Collected data entries
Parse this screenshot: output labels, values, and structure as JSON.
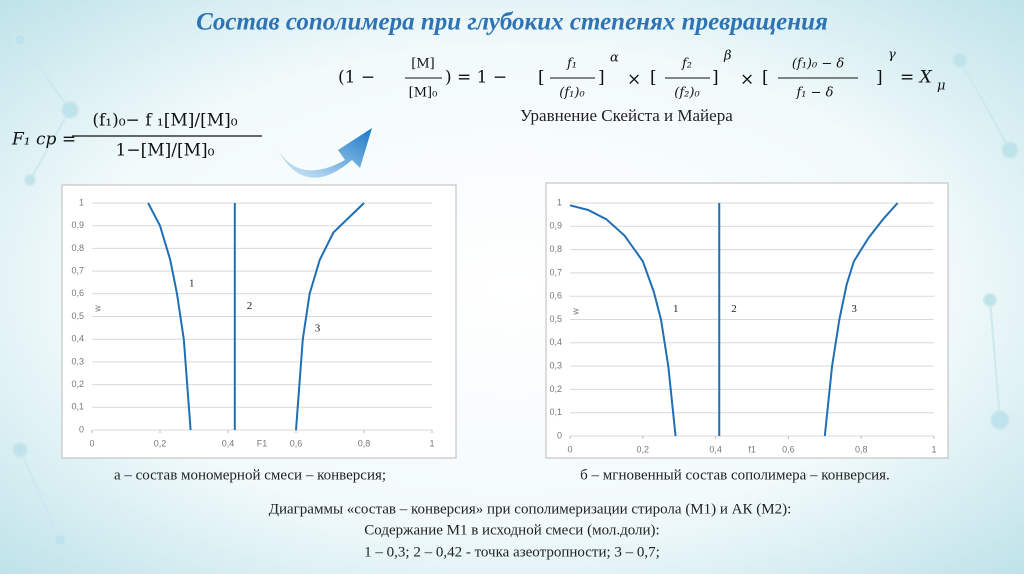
{
  "title": "Состав сополимера при глубоких степенях превращения",
  "formula": {
    "lhs": "F₁ ср =",
    "numerator": "(f₁)₀− f ₁[M]/[M]₀",
    "denominator": "1−[M]/[M]₀"
  },
  "equation": [
    "(1 −",
    "[M]",
    "[M]₀",
    ") = 1 −",
    "[",
    "f₁",
    "(f₁)₀",
    "]",
    "α",
    "×",
    "[",
    "f₂",
    "(f₂)₀",
    "]",
    "β",
    "×",
    "[",
    "(f₁)₀ − δ",
    "f₁ − δ",
    "]",
    "γ",
    "= X",
    "μ"
  ],
  "equation_caption": "Уравнение Скейста и Майера",
  "chart_data": [
    {
      "type": "line",
      "x_label": "F1",
      "y_label": "w",
      "color": "#1f6fb5",
      "grid": true,
      "xlim": [
        0,
        1
      ],
      "xticks": [
        0,
        {
          "value": 0.2,
          "label": "0,2"
        },
        {
          "value": 0.4,
          "label": "0,4"
        },
        {
          "value": 0.6,
          "label": "0,6"
        },
        {
          "value": 0.8,
          "label": "0,8"
        },
        1
      ],
      "ylim": [
        0,
        1
      ],
      "yticks": [
        0,
        {
          "value": 0.1,
          "label": "0,1"
        },
        {
          "value": 0.2,
          "label": "0,2"
        },
        {
          "value": 0.3,
          "label": "0,3"
        },
        {
          "value": 0.4,
          "label": "0,4"
        },
        {
          "value": 0.5,
          "label": "0,5"
        },
        {
          "value": 0.6,
          "label": "0,6"
        },
        {
          "value": 0.7,
          "label": "0,7"
        },
        {
          "value": 0.8,
          "label": "0,8"
        },
        {
          "value": 0.9,
          "label": "0,9"
        },
        1
      ],
      "series": [
        {
          "name": "1",
          "x": [
            0.165,
            0.2,
            0.23,
            0.25,
            0.27,
            0.28,
            0.29
          ],
          "values": [
            1,
            0.9,
            0.75,
            0.6,
            0.4,
            0.2,
            0
          ]
        },
        {
          "name": "2",
          "x": [
            0.42,
            0.42
          ],
          "values": [
            0,
            1
          ]
        },
        {
          "name": "3",
          "x": [
            0.6,
            0.61,
            0.62,
            0.64,
            0.67,
            0.71,
            0.8
          ],
          "values": [
            0,
            0.2,
            0.4,
            0.6,
            0.75,
            0.87,
            1
          ]
        }
      ]
    },
    {
      "type": "line",
      "x_label": "f1",
      "y_label": "w",
      "color": "#1f6fb5",
      "grid": true,
      "xlim": [
        0,
        1
      ],
      "xticks": [
        0,
        {
          "value": 0.2,
          "label": "0,2"
        },
        {
          "value": 0.4,
          "label": "0,4"
        },
        {
          "value": 0.6,
          "label": "0,6"
        },
        {
          "value": 0.8,
          "label": "0,8"
        },
        1
      ],
      "ylim": [
        0,
        1
      ],
      "yticks": [
        0,
        {
          "value": 0.1,
          "label": "0,1"
        },
        {
          "value": 0.2,
          "label": "0,2"
        },
        {
          "value": 0.3,
          "label": "0,3"
        },
        {
          "value": 0.4,
          "label": "0,4"
        },
        {
          "value": 0.5,
          "label": "0,5"
        },
        {
          "value": 0.6,
          "label": "0,6"
        },
        {
          "value": 0.7,
          "label": "0,7"
        },
        {
          "value": 0.8,
          "label": "0,8"
        },
        {
          "value": 0.9,
          "label": "0,9"
        },
        1
      ],
      "series": [
        {
          "name": "1",
          "x": [
            0,
            0.05,
            0.1,
            0.15,
            0.2,
            0.23,
            0.25,
            0.27,
            0.29
          ],
          "values": [
            0.99,
            0.97,
            0.93,
            0.86,
            0.75,
            0.62,
            0.5,
            0.3,
            0
          ]
        },
        {
          "name": "2",
          "x": [
            0.41,
            0.41
          ],
          "values": [
            0,
            1
          ]
        },
        {
          "name": "3",
          "x": [
            0.7,
            0.72,
            0.74,
            0.76,
            0.78,
            0.82,
            0.86,
            0.9
          ],
          "values": [
            0,
            0.3,
            0.5,
            0.65,
            0.75,
            0.85,
            0.93,
            1
          ]
        }
      ]
    }
  ],
  "captions": {
    "a": "а – состав мономерной смеси – конверсия;",
    "b": "б – мгновенный состав сополимера – конверсия.",
    "lines": [
      "Диаграммы «состав – конверсия» при сополимеризации стирола (М1) и  АК (М2):",
      "Содержание М1 в исходной смеси (мол.доли):",
      "1 – 0,3; 2 – 0,42 - точка азеотропности; 3 – 0,7;"
    ]
  }
}
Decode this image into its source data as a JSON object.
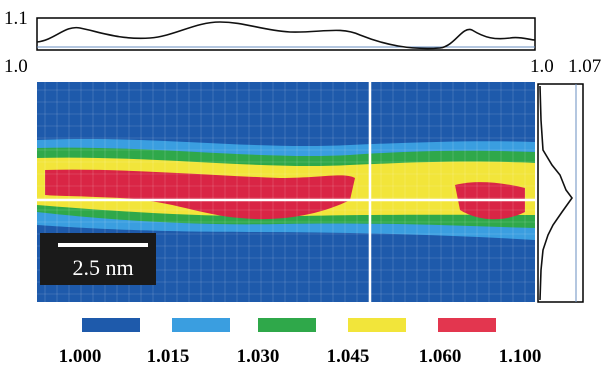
{
  "top_profile": {
    "y_max_label": "1.1",
    "y_min_label": "1.0",
    "right_label": "1.0"
  },
  "side_profile": {
    "left_label": "1.0",
    "right_label": "1.07"
  },
  "scale_bar": "2.5 nm",
  "legend": [
    {
      "label": "1.000",
      "color": "#1e5aab"
    },
    {
      "label": "1.015",
      "color": "#3a9ee0"
    },
    {
      "label": "1.030",
      "color": "#2fa84a"
    },
    {
      "label": "1.045",
      "color": "#f2e53a"
    },
    {
      "label": "1.060",
      "color": "#e3364f"
    },
    {
      "label": "1.100",
      "color": "#d92545"
    }
  ]
}
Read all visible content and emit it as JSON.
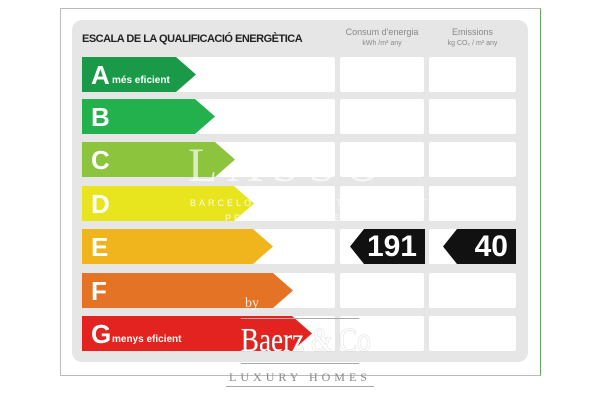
{
  "title": "ESCALA DE LA QUALIFICACIÓ ENERGÈTICA",
  "columns": [
    {
      "label": "Consum d'energia",
      "unit": "kWh /m² any"
    },
    {
      "label": "Emissions",
      "unit": "kg CO₂ / m² any"
    }
  ],
  "ratings": [
    {
      "letter": "A",
      "label": "més eficient",
      "color": "#1a9a48"
    },
    {
      "letter": "B",
      "label": "",
      "color": "#23b14d"
    },
    {
      "letter": "C",
      "label": "",
      "color": "#8cc43e"
    },
    {
      "letter": "D",
      "label": "",
      "color": "#e8e51f"
    },
    {
      "letter": "E",
      "label": "",
      "color": "#f0b41c"
    },
    {
      "letter": "F",
      "label": "",
      "color": "#e47325"
    },
    {
      "letter": "G",
      "label": "menys eficient",
      "color": "#e2231f"
    }
  ],
  "current_rating": "E",
  "energy_value": "191",
  "emissions_value": "40",
  "watermark": {
    "top": "LASSO",
    "line1": "BARCELONA REAL ESTATE EXPERTS",
    "line2": "PROPERTY HOMES",
    "by": "by",
    "brand": "Baerz & Co",
    "sub": "LUXURY HOMES"
  }
}
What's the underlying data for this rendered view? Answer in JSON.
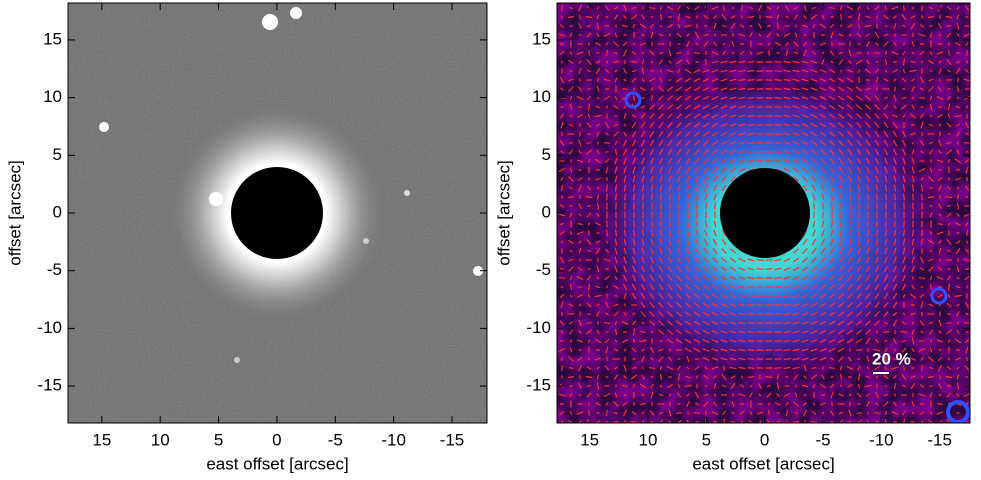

● **Problem description**
Your copy of the data above should match it exactly, except that pictures are left out.

● **Worked answer**
Parse this screenshot: output labels, values, and structure as JSON.
{
  "title": "Состав сополимера при глубоких степенях превращения",
  "formula": {
    "lhs": "F₁ ср =",
    "numerator": "(f₁)₀− f ₁[M]/[M]₀",
    "denominator": "1−[M]/[M]₀"
  },
  "equation": [
    "(1 −",
    "[M]",
    "[M]₀",
    ") = 1 −",
    "[",
    "f₁",
    "(f₁)₀",
    "]",
    "α",
    "×",
    "[",
    "f₂",
    "(f₂)₀",
    "]",
    "β",
    "×",
    "[",
    "(f₁)₀ − δ",
    "f₁ − δ",
    "]",
    "γ",
    "= X",
    "μ"
  ],
  "equation_caption": "Уравнение Скейста и Майера",
  "chart_data": [
    {
      "type": "line",
      "x_label": "F1",
      "y_label": "w",
      "color": "#1f6fb5",
      "grid": true,
      "xlim": [
        0,
        1
      ],
      "xticks": [
        0,
        {
          "value": 0.2,
          "label": "0,2"
        },
        {
          "value": 0.4,
          "label": "0,4"
        },
        {
          "value": 0.6,
          "label": "0,6"
        },
        {
          "value": 0.8,
          "label": "0,8"
        },
        1
      ],
      "ylim": [
        0,
        1
      ],
      "yticks": [
        0,
        {
          "value": 0.1,
          "label": "0,1"
        },
        {
          "value": 0.2,
          "label": "0,2"
        },
        {
          "value": 0.3,
          "label": "0,3"
        },
        {
          "value": 0.4,
          "label": "0,4"
        },
        {
          "value": 0.5,
          "label": "0,5"
        },
        {
          "value": 0.6,
          "label": "0,6"
        },
        {
          "value": 0.7,
          "label": "0,7"
        },
        {
          "value": 0.8,
          "label": "0,8"
        },
        {
          "value": 0.9,
          "label": "0,9"
        },
        1
      ],
      "series": [
        {
          "name": "1",
          "x": [
            0.165,
            0.2,
            0.23,
            0.25,
            0.27,
            0.28,
            0.29
          ],
          "values": [
            1,
            0.9,
            0.75,
            0.6,
            0.4,
            0.2,
            0
          ]
        },
        {
          "name": "2",
          "x": [
            0.42,
            0.42
          ],
          "values": [
            0,
            1
          ]
        },
        {
          "name": "3",
          "x": [
            0.6,
            0.61,
            0.62,
            0.64,
            0.67,
            0.71,
            0.8
          ],
          "values": [
            0,
            0.2,
            0.4,
            0.6,
            0.75,
            0.87,
            1
          ]
        }
      ]
    },
    {
      "type": "line",
      "x_label": "f1",
      "y_label": "w",
      "color": "#1f6fb5",
      "grid": true,
      "xlim": [
        0,
        1
      ],
      "xticks": [
        0,
        {
          "value": 0.2,
          "label": "0,2"
        },
        {
          "value": 0.4,
          "label": "0,4"
        },
        {
          "value": 0.6,
          "label": "0,6"
        },
        {
          "value": 0.8,
          "label": "0,8"
        },
        1
      ],
      "ylim": [
        0,
        1
      ],
      "yticks": [
        0,
        {
          "value": 0.1,
          "label": "0,1"
        },
        {
          "value": 0.2,
          "label": "0,2"
        },
        {
          "value": 0.3,
          "label": "0,3"
        },
        {
          "value": 0.4,
          "label": "0,4"
        },
        {
          "value": 0.5,
          "label": "0,5"
        },
        {
          "value": 0.6,
          "label": "0,6"
        },
        {
          "value": 0.7,
          "label": "0,7"
        },
        {
          "value": 0.8,
          "label": "0,8"
        },
        {
          "value": 0.9,
          "label": "0,9"
        },
        1
      ],
      "series": [
        {
          "name": "1",
          "x": [
            0,
            0.05,
            0.1,
            0.15,
            0.2,
            0.23,
            0.25,
            0.27,
            0.29
          ],
          "values": [
            0.99,
            0.97,
            0.93,
            0.86,
            0.75,
            0.62,
            0.5,
            0.3,
            0
          ]
        },
        {
          "name": "2",
          "x": [
            0.41,
            0.41
          ],
          "values": [
            0,
            1
          ]
        },
        {
          "name": "3",
          "x": [
            0.7,
            0.72,
            0.74,
            0.76,
            0.78,
            0.82,
            0.86,
            0.9
          ],
          "values": [
            0,
            0.3,
            0.5,
            0.65,
            0.75,
            0.85,
            0.93,
            1
          ]
        }
      ]
    }
  ],
  "captions": {
    "a": "а – состав мономерной смеси – конверсия;",
    "b": "б – мгновенный состав сополимера – конверсия.",
    "lines": [
      "Диаграммы «состав – конверсия» при сополимеризации стирола (М1) и  АК (М2):",
      "Содержание М1 в исходной смеси (мол.доли):",
      "1 – 0,3; 2 – 0,42 - точка азеотропности; 3 – 0,7;"
    ]
  }
}
Decode this image into its source data as a JSON object.
{
  "top_profile": {
    "y_max_label": "1.1",
    "y_min_label": "1.0",
    "right_label": "1.0"
  },
  "side_profile": {
    "left_label": "1.0",
    "right_label": "1.07"
  },
  "scale_bar": "2.5 nm",
  "legend": [
    {
      "label": "1.000",
      "color": "#1e5aab"
    },
    {
      "label": "1.015",
      "color": "#3a9ee0"
    },
    {
      "label": "1.030",
      "color": "#2fa84a"
    },
    {
      "label": "1.045",
      "color": "#f2e53a"
    },
    {
      "label": "1.060",
      "color": "#e3364f"
    },
    {
      "label": "1.100",
      "color": "#d92545"
    }
  ]
}
Read all visible content and emit it as JSON.
{
  "title": "ESCALA DE LA QUALIFICACIÓ ENERGÈTICA",
  "columns": [
    {
      "label": "Consum d'energia",
      "unit": "kWh /m² any"
    },
    {
      "label": "Emissions",
      "unit": "kg CO₂ / m² any"
    }
  ],
  "ratings": [
    {
      "letter": "A",
      "label": "més eficient",
      "color": "#1a9a48"
    },
    {
      "letter": "B",
      "label": "",
      "color": "#23b14d"
    },
    {
      "letter": "C",
      "label": "",
      "color": "#8cc43e"
    },
    {
      "letter": "D",
      "label": "",
      "color": "#e8e51f"
    },
    {
      "letter": "E",
      "label": "",
      "color": "#f0b41c"
    },
    {
      "letter": "F",
      "label": "",
      "color": "#e47325"
    },
    {
      "letter": "G",
      "label": "menys eficient",
      "color": "#e2231f"
    }
  ],
  "current_rating": "E",
  "energy_value": "191",
  "emissions_value": "40",
  "watermark": {
    "top": "LASSO",
    "line1": "BARCELONA REAL ESTATE EXPERTS",
    "line2": "PROPERTY HOMES",
    "by": "by",
    "brand": "Baerz & Co",
    "sub": "LUXURY HOMES"
  }
}
What's the underlying data for this rendered view? Answer in JSON.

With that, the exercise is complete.